"""

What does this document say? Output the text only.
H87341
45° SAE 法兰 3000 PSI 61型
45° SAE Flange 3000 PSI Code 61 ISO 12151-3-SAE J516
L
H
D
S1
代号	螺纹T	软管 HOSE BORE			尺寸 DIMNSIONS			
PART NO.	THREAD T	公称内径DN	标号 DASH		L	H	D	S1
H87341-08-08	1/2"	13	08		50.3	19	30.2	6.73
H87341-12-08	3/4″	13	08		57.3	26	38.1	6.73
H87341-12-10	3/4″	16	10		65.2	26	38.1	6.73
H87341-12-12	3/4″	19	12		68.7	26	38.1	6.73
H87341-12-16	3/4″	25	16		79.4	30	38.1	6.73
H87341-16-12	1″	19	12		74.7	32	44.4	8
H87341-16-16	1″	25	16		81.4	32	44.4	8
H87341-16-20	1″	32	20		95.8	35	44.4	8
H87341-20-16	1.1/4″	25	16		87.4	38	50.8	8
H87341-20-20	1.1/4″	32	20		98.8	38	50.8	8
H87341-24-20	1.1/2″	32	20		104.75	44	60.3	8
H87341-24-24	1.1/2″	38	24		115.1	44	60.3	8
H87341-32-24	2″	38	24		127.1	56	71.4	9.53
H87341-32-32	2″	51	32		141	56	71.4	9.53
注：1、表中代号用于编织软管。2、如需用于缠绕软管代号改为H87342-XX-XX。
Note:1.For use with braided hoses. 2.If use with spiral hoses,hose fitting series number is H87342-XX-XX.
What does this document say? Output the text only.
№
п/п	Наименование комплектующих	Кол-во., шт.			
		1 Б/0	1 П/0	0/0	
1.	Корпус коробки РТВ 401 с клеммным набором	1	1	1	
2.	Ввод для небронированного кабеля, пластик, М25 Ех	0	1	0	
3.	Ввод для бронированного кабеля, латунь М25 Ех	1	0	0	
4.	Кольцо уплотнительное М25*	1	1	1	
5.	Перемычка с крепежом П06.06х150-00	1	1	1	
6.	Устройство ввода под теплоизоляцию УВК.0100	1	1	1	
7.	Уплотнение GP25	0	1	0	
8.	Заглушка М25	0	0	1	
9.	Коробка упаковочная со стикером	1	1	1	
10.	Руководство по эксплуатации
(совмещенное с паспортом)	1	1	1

"""

■ **Given exercise**
Give all of the entries again, word for word.

■ **Result for this exercise**
What does this document say? Output the text only.
H87341
45° SAE 法兰 3000 PSI 61型
45° SAE Flange 3000 PSI Code 61 ISO 12151-3-SAE J516
L
H
D
S1
代号	螺纹T	软管 HOSE BORE			尺寸 DIMNSIONS			
PART NO.	THREAD T	公称内径DN	标号 DASH		L	H	D	S1
H87341-08-08	1/2"	13	08		50.3	19	30.2	6.73
H87341-12-08	3/4″	13	08		57.3	26	38.1	6.73
H87341-12-10	3/4″	16	10		65.2	26	38.1	6.73
H87341-12-12	3/4″	19	12		68.7	26	38.1	6.73
H87341-12-16	3/4″	25	16		79.4	30	38.1	6.73
H87341-16-12	1″	19	12		74.7	32	44.4	8
H87341-16-16	1″	25	16		81.4	32	44.4	8
H87341-16-20	1″	32	20		95.8	35	44.4	8
H87341-20-16	1.1/4″	25	16		87.4	38	50.8	8
H87341-20-20	1.1/4″	32	20		98.8	38	50.8	8
H87341-24-20	1.1/2″	32	20		104.75	44	60.3	8
H87341-24-24	1.1/2″	38	24		115.1	44	60.3	8
H87341-32-24	2″	38	24		127.1	56	71.4	9.53
H87341-32-32	2″	51	32		141	56	71.4	9.53
注：1、表中代号用于编织软管。2、如需用于缠绕软管代号改为H87342-XX-XX。
Note:1.For use with braided hoses. 2.If use with spiral hoses,hose fitting series number is H87342-XX-XX.
What does this document say? Output the text only.
№
п/п	Наименование комплектующих	Кол-во., шт.			
		1 Б/0	1 П/0	0/0	
1.	Корпус коробки РТВ 401 с клеммным набором	1	1	1	
2.	Ввод для небронированного кабеля, пластик, М25 Ех	0	1	0	
3.	Ввод для бронированного кабеля, латунь М25 Ех	1	0	0	
4.	Кольцо уплотнительное М25*	1	1	1	
5.	Перемычка с крепежом П06.06х150-00	1	1	1	
6.	Устройство ввода под теплоизоляцию УВК.0100	1	1	1	
7.	Уплотнение GP25	0	1	0	
8.	Заглушка М25	0	0	1	
9.	Коробка упаковочная со стикером	1	1	1	
10.	Руководство по эксплуатации
(совмещенное с паспортом)	1	1	1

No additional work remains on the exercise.